Challenge: Count how many lines in this material contain "лица". The answer is that number alone.

* Begin Data listing *

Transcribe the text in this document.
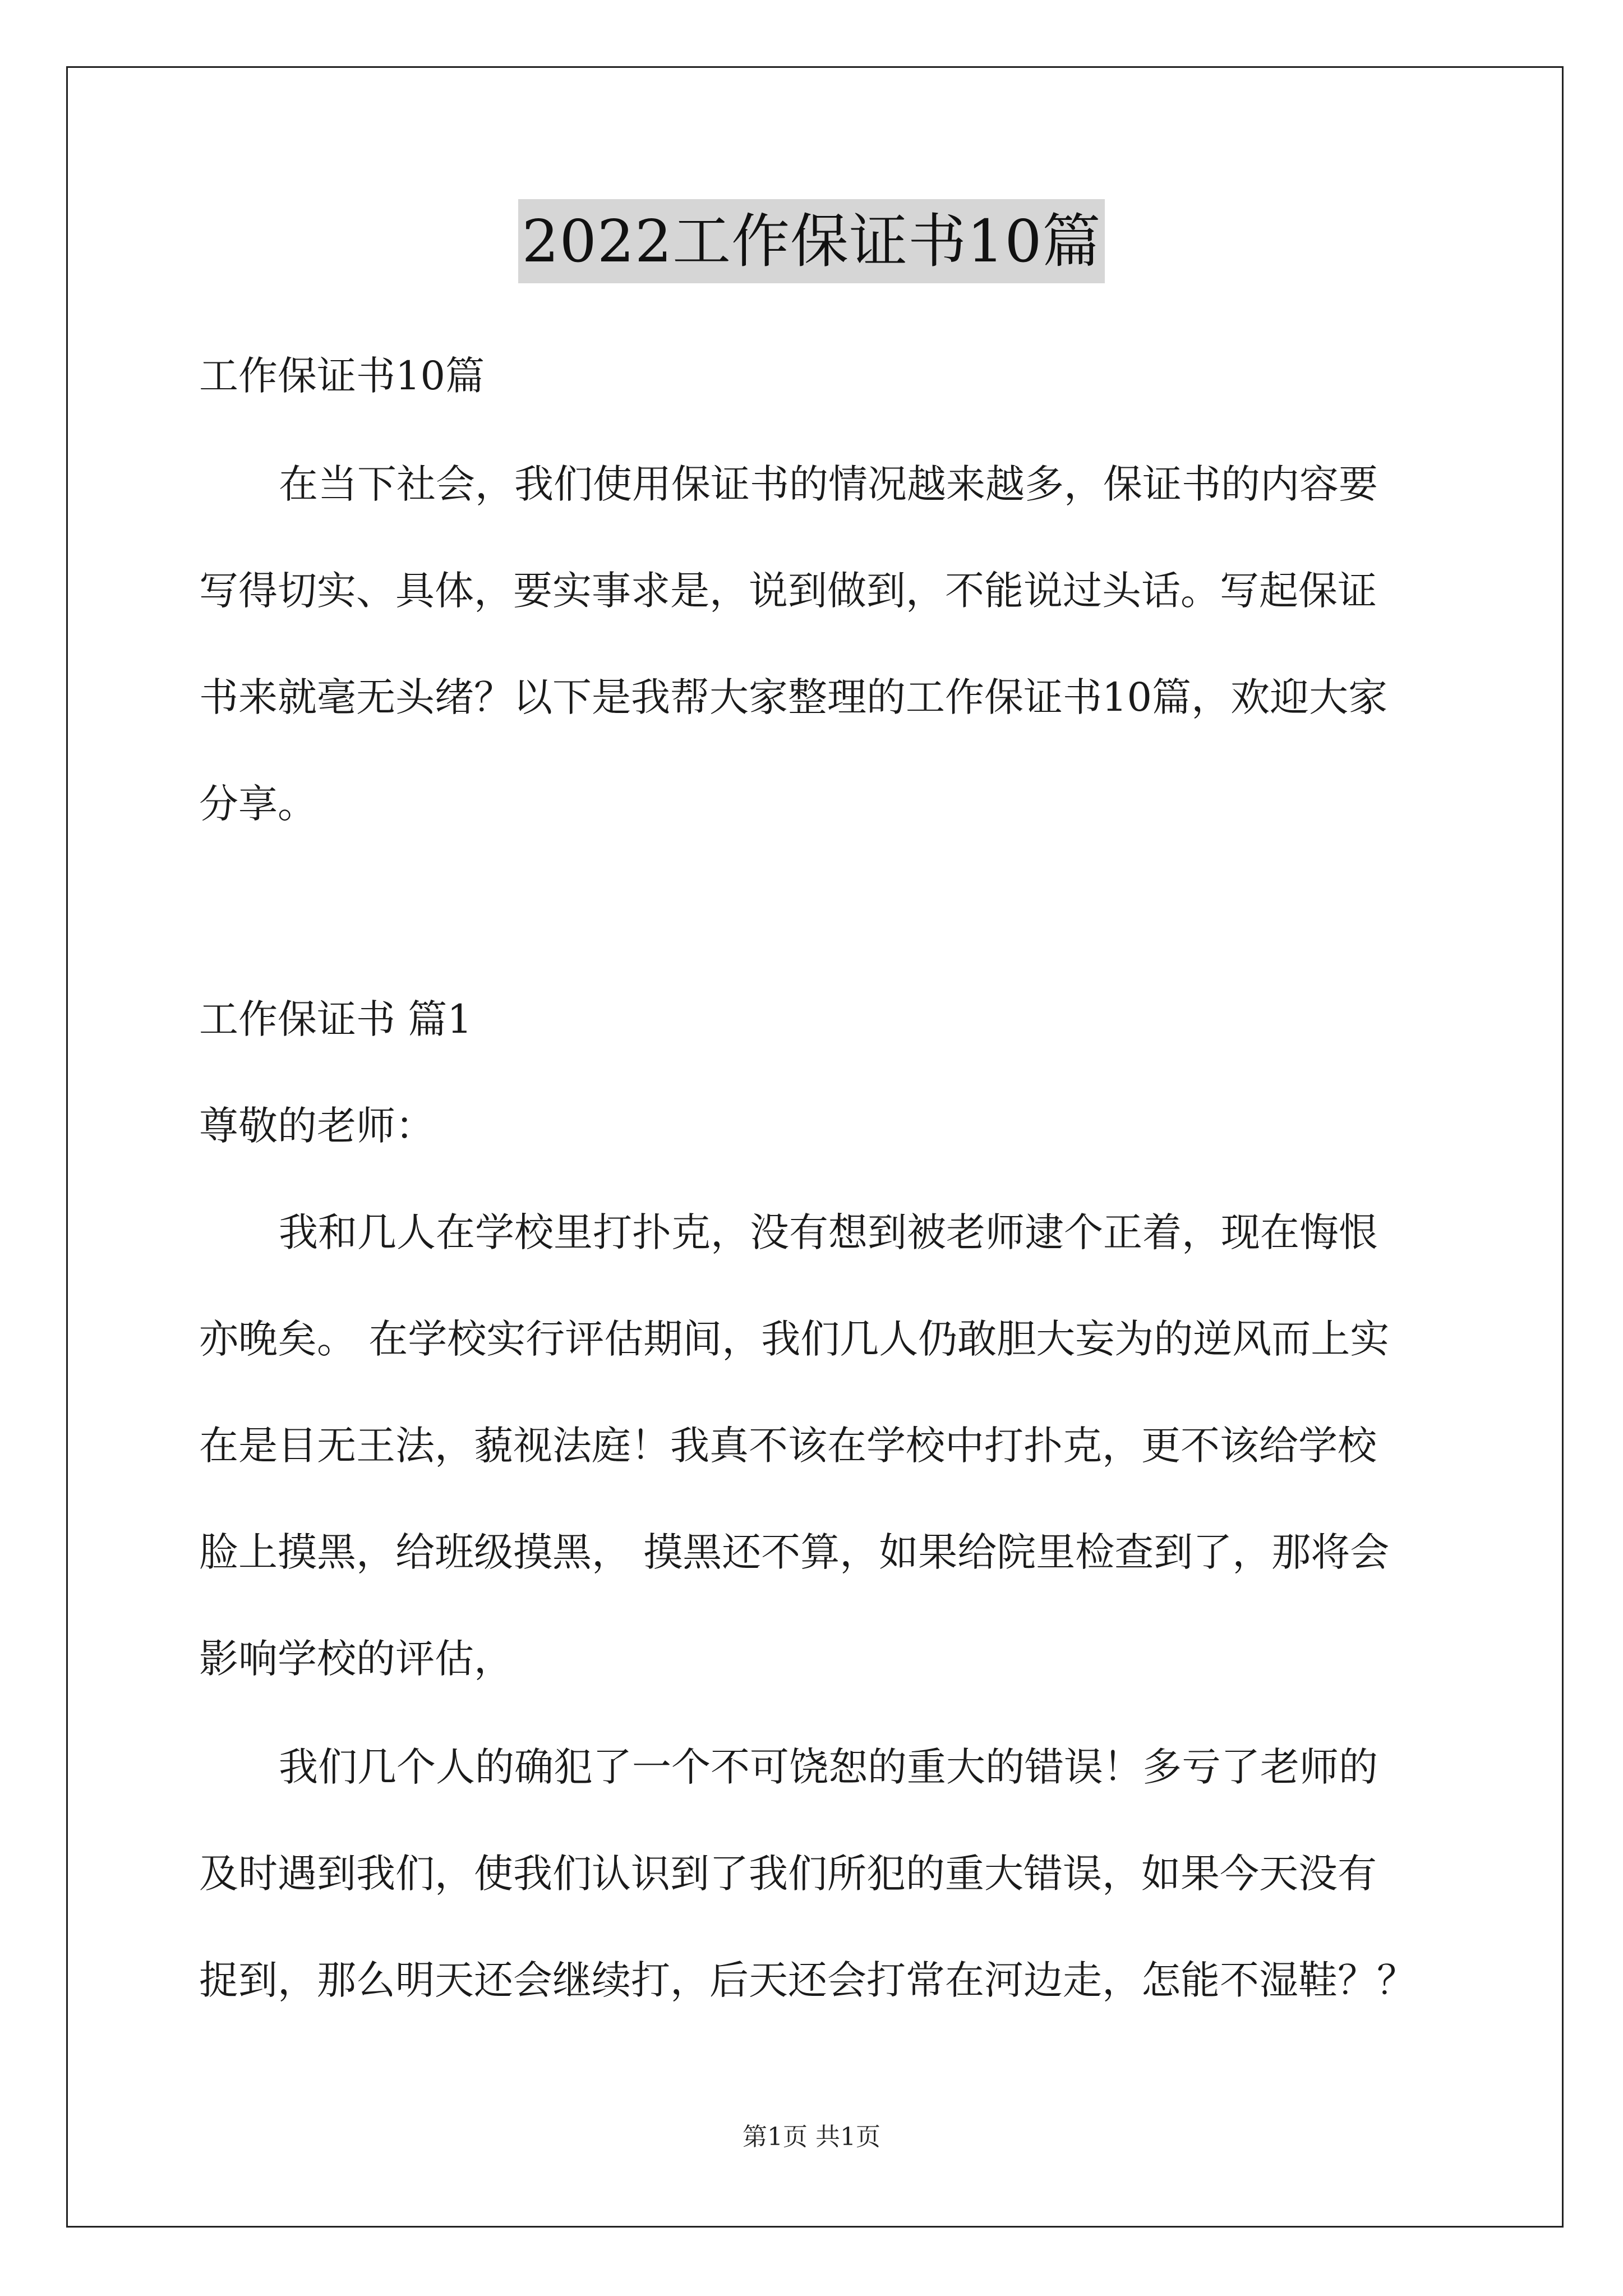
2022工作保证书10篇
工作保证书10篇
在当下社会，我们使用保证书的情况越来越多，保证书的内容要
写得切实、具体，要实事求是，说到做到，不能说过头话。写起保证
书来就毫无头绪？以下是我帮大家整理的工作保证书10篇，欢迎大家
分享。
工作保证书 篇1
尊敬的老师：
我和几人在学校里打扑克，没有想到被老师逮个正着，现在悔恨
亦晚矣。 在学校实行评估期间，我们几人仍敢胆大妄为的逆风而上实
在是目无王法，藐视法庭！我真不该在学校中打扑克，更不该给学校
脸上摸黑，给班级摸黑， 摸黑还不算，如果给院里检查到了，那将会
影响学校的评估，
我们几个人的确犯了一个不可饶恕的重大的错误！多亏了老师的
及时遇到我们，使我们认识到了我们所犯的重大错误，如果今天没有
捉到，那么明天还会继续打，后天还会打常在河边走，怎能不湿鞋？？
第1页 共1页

* End Data listing *
* Begin Data listing *

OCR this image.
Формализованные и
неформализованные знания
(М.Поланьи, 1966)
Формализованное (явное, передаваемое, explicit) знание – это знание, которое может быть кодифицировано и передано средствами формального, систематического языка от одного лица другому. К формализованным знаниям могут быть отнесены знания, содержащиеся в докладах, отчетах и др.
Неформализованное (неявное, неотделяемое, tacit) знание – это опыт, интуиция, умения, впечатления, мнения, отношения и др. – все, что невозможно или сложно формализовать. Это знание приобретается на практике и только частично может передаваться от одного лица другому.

* End Data listing *
* Begin Data listing *

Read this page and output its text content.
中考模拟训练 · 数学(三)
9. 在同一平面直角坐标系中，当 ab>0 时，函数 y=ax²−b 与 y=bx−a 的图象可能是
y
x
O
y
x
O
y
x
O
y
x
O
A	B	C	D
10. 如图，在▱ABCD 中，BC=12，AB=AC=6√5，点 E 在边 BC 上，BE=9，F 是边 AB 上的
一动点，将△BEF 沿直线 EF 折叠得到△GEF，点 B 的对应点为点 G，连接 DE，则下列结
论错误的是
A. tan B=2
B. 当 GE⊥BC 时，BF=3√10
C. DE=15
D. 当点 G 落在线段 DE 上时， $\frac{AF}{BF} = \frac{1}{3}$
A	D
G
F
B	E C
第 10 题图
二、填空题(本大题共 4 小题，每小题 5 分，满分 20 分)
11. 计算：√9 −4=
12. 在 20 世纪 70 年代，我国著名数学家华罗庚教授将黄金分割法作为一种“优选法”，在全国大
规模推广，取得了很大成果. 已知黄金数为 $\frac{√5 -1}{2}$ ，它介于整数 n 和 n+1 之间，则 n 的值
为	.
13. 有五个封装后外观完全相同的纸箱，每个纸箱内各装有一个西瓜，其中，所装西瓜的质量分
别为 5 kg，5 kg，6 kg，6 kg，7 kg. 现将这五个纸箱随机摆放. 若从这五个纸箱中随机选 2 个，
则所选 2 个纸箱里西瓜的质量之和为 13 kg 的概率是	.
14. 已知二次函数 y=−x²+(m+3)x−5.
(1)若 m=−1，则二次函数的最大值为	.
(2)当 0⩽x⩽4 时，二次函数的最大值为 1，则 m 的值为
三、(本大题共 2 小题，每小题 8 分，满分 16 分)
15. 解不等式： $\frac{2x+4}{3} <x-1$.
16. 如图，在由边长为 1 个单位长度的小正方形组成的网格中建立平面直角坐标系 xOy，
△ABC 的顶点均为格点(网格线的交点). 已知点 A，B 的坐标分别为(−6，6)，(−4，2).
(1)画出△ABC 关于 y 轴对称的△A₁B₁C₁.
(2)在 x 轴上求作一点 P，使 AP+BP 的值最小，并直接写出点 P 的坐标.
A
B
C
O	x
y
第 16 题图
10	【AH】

* End Data listing *

Reply to the task: 2